Your instructions: Can you give all the records again without altering a single character?

(Excerpt from a dataset)
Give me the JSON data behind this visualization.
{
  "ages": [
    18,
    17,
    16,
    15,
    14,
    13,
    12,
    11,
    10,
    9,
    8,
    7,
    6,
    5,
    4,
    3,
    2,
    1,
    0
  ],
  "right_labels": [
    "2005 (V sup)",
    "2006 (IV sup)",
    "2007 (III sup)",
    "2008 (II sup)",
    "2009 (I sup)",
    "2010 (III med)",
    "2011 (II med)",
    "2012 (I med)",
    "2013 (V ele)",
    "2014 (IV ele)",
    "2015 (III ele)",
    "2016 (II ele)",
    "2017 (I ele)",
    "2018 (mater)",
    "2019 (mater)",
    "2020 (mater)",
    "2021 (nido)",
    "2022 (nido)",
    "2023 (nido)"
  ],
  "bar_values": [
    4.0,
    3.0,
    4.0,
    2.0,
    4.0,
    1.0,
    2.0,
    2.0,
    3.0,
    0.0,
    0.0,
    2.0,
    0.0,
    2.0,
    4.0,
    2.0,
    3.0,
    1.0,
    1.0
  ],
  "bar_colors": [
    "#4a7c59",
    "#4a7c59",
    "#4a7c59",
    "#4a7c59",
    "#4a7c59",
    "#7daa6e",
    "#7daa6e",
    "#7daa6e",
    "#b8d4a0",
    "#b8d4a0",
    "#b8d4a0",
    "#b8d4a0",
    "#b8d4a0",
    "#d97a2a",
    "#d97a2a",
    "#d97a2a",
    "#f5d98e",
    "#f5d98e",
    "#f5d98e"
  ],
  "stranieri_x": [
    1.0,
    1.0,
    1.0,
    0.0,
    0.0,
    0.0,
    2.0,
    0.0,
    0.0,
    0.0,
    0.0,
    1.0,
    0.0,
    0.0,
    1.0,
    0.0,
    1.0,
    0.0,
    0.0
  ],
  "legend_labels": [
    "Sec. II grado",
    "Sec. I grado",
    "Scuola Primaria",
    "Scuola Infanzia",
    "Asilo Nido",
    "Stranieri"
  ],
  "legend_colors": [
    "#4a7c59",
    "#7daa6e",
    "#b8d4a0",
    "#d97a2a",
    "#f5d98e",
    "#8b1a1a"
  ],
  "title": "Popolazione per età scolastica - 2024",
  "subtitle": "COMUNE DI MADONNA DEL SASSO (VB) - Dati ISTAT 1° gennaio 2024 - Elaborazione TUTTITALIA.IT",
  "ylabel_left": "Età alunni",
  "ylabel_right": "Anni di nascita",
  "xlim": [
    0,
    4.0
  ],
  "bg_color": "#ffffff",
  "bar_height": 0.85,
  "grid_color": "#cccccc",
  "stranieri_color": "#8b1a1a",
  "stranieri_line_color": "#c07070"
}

Reply to the exercise:
Give me the JSON data behind this visualization.
{
  "ages": [
    18,
    17,
    16,
    15,
    14,
    13,
    12,
    11,
    10,
    9,
    8,
    7,
    6,
    5,
    4,
    3,
    2,
    1,
    0
  ],
  "right_labels": [
    "2005 (V sup)",
    "2006 (IV sup)",
    "2007 (III sup)",
    "2008 (II sup)",
    "2009 (I sup)",
    "2010 (III med)",
    "2011 (II med)",
    "2012 (I med)",
    "2013 (V ele)",
    "2014 (IV ele)",
    "2015 (III ele)",
    "2016 (II ele)",
    "2017 (I ele)",
    "2018 (mater)",
    "2019 (mater)",
    "2020 (mater)",
    "2021 (nido)",
    "2022 (nido)",
    "2023 (nido)"
  ],
  "bar_values": [
    4.0,
    3.0,
    4.0,
    2.0,
    4.0,
    1.0,
    2.0,
    2.0,
    3.0,
    0.0,
    0.0,
    2.0,
    0.0,
    2.0,
    4.0,
    2.0,
    3.0,
    1.0,
    1.0
  ],
  "bar_colors": [
    "#4a7c59",
    "#4a7c59",
    "#4a7c59",
    "#4a7c59",
    "#4a7c59",
    "#7daa6e",
    "#7daa6e",
    "#7daa6e",
    "#b8d4a0",
    "#b8d4a0",
    "#b8d4a0",
    "#b8d4a0",
    "#b8d4a0",
    "#d97a2a",
    "#d97a2a",
    "#d97a2a",
    "#f5d98e",
    "#f5d98e",
    "#f5d98e"
  ],
  "stranieri_x": [
    1.0,
    1.0,
    1.0,
    0.0,
    0.0,
    0.0,
    2.0,
    0.0,
    0.0,
    0.0,
    0.0,
    1.0,
    0.0,
    0.0,
    1.0,
    0.0,
    1.0,
    0.0,
    0.0
  ],
  "legend_labels": [
    "Sec. II grado",
    "Sec. I grado",
    "Scuola Primaria",
    "Scuola Infanzia",
    "Asilo Nido",
    "Stranieri"
  ],
  "legend_colors": [
    "#4a7c59",
    "#7daa6e",
    "#b8d4a0",
    "#d97a2a",
    "#f5d98e",
    "#8b1a1a"
  ],
  "title": "Popolazione per età scolastica - 2024",
  "subtitle": "COMUNE DI MADONNA DEL SASSO (VB) - Dati ISTAT 1° gennaio 2024 - Elaborazione TUTTITALIA.IT",
  "ylabel_left": "Età alunni",
  "ylabel_right": "Anni di nascita",
  "xlim": [
    0,
    4.0
  ],
  "bg_color": "#ffffff",
  "bar_height": 0.85,
  "grid_color": "#cccccc",
  "stranieri_color": "#8b1a1a",
  "stranieri_line_color": "#c07070"
}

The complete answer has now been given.